- [Excerpted records]
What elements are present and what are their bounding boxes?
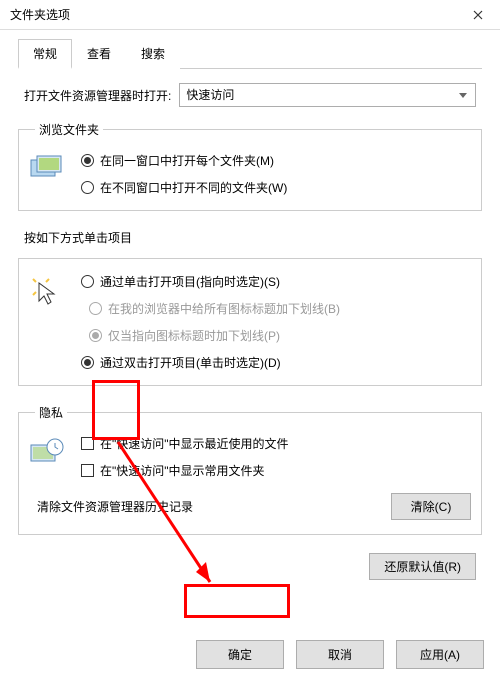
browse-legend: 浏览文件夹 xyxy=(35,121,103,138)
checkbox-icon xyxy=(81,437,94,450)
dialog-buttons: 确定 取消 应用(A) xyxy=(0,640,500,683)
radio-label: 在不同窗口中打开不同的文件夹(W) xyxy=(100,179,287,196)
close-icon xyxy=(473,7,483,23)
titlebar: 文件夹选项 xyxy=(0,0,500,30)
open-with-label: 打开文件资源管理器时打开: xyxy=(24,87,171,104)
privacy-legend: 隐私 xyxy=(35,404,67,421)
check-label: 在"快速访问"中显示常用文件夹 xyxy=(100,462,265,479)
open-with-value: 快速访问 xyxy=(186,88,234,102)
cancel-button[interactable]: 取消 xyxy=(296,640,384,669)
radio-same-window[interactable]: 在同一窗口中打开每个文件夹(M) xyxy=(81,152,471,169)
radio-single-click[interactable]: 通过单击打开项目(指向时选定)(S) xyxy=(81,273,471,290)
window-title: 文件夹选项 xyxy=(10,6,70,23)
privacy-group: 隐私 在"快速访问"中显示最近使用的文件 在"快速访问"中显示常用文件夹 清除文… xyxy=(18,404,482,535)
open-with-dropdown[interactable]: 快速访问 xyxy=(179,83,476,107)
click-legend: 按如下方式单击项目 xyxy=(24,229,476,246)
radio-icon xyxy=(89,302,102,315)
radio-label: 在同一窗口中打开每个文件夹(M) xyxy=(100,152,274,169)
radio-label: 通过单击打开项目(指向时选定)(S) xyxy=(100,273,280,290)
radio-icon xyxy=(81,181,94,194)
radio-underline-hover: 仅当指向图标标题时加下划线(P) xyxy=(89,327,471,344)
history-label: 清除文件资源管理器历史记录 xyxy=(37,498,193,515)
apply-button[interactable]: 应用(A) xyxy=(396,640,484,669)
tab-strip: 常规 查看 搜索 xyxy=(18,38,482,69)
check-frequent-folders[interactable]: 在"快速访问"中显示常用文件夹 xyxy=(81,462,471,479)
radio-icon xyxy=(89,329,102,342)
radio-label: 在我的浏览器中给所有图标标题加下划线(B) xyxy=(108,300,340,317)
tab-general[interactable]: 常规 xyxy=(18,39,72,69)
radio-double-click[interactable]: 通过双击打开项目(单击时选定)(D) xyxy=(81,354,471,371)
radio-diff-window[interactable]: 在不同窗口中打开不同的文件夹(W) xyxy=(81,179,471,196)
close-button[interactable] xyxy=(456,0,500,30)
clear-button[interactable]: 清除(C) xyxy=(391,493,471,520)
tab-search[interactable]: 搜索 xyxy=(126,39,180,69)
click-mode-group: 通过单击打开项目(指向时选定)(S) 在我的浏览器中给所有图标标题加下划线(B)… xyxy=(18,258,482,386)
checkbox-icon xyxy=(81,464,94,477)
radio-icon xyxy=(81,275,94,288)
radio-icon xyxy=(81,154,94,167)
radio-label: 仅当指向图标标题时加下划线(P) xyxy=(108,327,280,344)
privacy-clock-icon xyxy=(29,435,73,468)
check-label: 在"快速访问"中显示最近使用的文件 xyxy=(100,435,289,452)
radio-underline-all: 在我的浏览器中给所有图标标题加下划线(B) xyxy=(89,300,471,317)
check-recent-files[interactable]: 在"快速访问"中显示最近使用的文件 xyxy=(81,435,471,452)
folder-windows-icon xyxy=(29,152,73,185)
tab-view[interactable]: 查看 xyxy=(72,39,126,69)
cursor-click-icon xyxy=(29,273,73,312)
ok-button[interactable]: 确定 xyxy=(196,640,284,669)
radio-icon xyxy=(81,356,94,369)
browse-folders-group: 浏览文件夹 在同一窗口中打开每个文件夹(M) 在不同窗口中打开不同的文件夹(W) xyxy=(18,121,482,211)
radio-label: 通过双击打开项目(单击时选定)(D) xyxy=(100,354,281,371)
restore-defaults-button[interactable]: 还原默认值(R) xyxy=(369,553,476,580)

--

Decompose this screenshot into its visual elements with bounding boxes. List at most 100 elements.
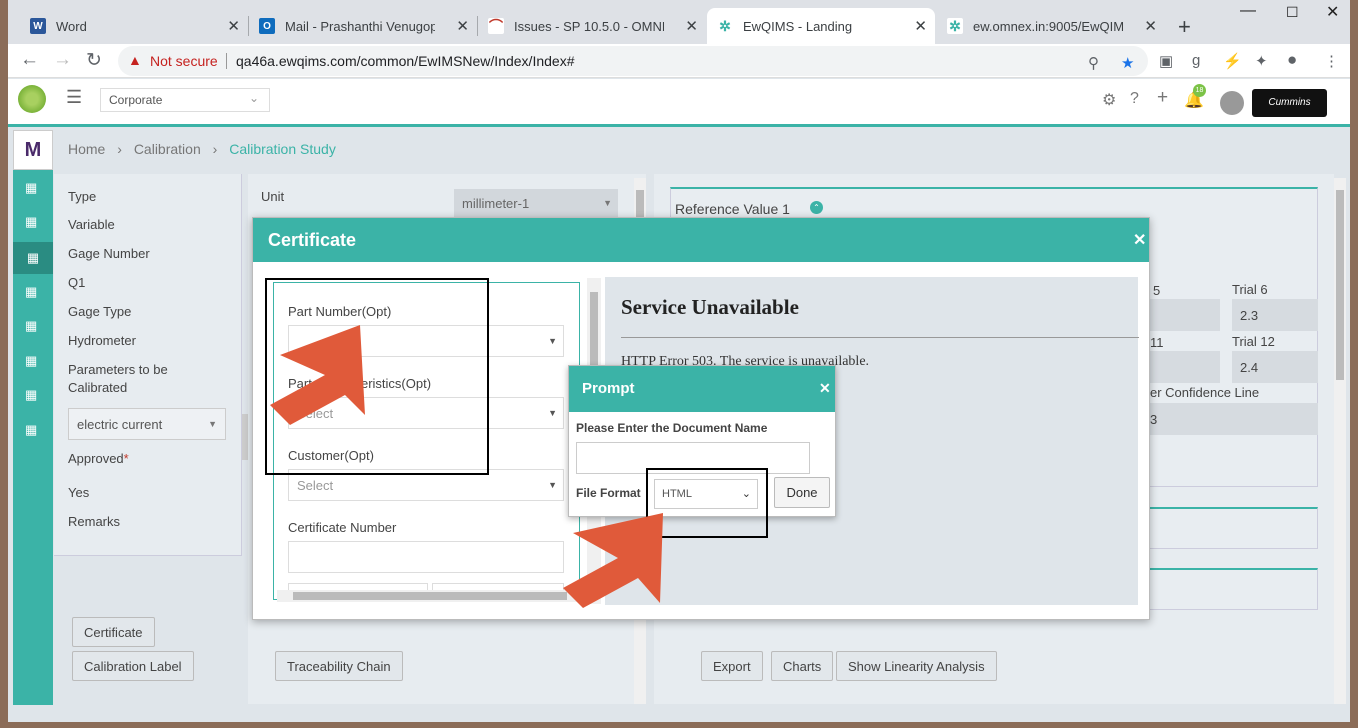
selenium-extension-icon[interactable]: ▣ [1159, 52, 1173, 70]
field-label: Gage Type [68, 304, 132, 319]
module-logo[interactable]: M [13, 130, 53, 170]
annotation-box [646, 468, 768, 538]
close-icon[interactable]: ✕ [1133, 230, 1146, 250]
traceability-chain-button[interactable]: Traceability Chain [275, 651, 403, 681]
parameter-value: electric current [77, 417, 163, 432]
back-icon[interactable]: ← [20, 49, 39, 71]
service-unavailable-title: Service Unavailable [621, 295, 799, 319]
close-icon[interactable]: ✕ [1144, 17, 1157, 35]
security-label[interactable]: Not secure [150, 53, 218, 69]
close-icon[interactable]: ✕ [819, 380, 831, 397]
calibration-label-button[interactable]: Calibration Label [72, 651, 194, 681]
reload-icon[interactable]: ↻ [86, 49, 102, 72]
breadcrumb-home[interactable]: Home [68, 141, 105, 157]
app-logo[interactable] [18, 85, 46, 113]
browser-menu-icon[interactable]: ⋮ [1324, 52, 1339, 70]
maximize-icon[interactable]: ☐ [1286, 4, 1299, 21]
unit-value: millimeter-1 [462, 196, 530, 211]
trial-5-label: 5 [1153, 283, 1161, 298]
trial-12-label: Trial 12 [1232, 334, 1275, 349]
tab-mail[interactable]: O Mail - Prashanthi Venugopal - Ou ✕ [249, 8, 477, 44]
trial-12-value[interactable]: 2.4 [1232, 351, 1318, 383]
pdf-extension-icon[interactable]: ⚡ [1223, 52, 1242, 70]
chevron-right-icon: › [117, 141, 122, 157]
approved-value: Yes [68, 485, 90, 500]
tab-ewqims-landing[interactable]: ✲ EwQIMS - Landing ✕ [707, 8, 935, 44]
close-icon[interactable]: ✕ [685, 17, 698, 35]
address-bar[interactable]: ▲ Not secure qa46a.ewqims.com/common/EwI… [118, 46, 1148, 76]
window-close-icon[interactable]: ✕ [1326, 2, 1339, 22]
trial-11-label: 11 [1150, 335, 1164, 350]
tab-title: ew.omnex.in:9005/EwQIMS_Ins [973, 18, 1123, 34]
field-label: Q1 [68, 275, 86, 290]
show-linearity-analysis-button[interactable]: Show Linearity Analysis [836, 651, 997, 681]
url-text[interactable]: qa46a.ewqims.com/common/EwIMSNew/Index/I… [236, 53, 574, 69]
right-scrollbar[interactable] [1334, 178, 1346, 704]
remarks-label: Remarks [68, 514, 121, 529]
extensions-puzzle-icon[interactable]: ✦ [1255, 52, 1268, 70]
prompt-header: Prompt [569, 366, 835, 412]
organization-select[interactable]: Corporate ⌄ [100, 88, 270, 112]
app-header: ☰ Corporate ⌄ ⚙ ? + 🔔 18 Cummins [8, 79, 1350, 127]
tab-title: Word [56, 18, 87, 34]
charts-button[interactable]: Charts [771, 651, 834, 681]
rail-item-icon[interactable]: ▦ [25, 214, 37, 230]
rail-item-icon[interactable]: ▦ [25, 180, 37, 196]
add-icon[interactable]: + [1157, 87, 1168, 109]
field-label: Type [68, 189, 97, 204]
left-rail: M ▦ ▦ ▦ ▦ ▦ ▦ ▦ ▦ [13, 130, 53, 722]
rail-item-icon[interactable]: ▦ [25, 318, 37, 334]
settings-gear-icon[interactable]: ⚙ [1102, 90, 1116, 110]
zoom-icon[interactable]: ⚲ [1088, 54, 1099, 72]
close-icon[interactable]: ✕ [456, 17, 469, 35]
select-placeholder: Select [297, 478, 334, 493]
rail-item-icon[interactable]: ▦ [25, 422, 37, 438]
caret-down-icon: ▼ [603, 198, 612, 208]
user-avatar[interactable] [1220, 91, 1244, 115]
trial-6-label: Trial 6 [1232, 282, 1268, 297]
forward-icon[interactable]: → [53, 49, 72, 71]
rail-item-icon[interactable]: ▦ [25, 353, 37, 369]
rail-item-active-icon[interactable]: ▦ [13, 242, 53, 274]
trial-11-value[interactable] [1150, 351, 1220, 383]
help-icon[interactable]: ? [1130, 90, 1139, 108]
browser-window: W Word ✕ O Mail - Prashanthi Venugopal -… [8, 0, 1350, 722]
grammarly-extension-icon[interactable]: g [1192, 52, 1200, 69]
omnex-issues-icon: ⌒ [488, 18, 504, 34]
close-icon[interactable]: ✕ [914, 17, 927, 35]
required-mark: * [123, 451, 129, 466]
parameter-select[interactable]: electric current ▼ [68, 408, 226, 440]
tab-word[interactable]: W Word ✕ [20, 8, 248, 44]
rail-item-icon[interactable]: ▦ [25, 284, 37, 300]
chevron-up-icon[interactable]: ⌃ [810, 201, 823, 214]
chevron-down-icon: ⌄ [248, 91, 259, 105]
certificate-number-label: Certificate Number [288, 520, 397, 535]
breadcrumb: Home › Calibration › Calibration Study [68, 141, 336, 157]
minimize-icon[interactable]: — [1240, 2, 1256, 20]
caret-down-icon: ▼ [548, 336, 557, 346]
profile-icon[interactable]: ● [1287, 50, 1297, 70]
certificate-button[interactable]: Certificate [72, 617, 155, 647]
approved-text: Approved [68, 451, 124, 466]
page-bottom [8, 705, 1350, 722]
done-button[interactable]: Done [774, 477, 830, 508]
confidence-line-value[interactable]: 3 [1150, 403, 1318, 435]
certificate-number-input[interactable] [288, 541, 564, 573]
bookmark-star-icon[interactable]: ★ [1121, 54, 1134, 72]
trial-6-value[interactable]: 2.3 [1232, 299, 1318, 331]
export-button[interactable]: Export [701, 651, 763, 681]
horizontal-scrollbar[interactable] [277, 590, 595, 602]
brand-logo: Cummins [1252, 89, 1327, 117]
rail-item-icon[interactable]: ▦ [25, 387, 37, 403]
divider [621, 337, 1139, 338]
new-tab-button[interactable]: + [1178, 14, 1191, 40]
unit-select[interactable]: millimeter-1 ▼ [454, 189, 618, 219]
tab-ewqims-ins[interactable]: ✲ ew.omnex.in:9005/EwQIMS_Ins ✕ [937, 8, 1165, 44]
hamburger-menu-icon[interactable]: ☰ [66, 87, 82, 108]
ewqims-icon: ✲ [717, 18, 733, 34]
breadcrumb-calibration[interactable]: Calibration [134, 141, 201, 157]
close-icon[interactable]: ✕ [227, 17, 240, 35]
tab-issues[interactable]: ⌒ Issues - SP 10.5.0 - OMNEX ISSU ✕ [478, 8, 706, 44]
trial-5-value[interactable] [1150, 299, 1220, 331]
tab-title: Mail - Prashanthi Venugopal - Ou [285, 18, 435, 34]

- [What is needed] Convert the data lines into a JSON list of strings, one string per line with blank lines left out. Begin at the line that has "selenium-extension-icon[interactable]: ▣ [1159, 52, 1173, 70]" and stop after the line that has "close-icon[interactable]: ✕ [1133, 230, 1146, 250]".

- [Response below]
[
  "selenium-extension-icon[interactable]: ▣ [1159, 52, 1173, 70]",
  "field-label: Gage Type [68, 304, 132, 319]",
  "module-logo[interactable]: M [13, 130, 53, 170]",
  "annotation-box [646, 468, 768, 538]",
  "close-icon[interactable]: ✕ [1133, 230, 1146, 250]"
]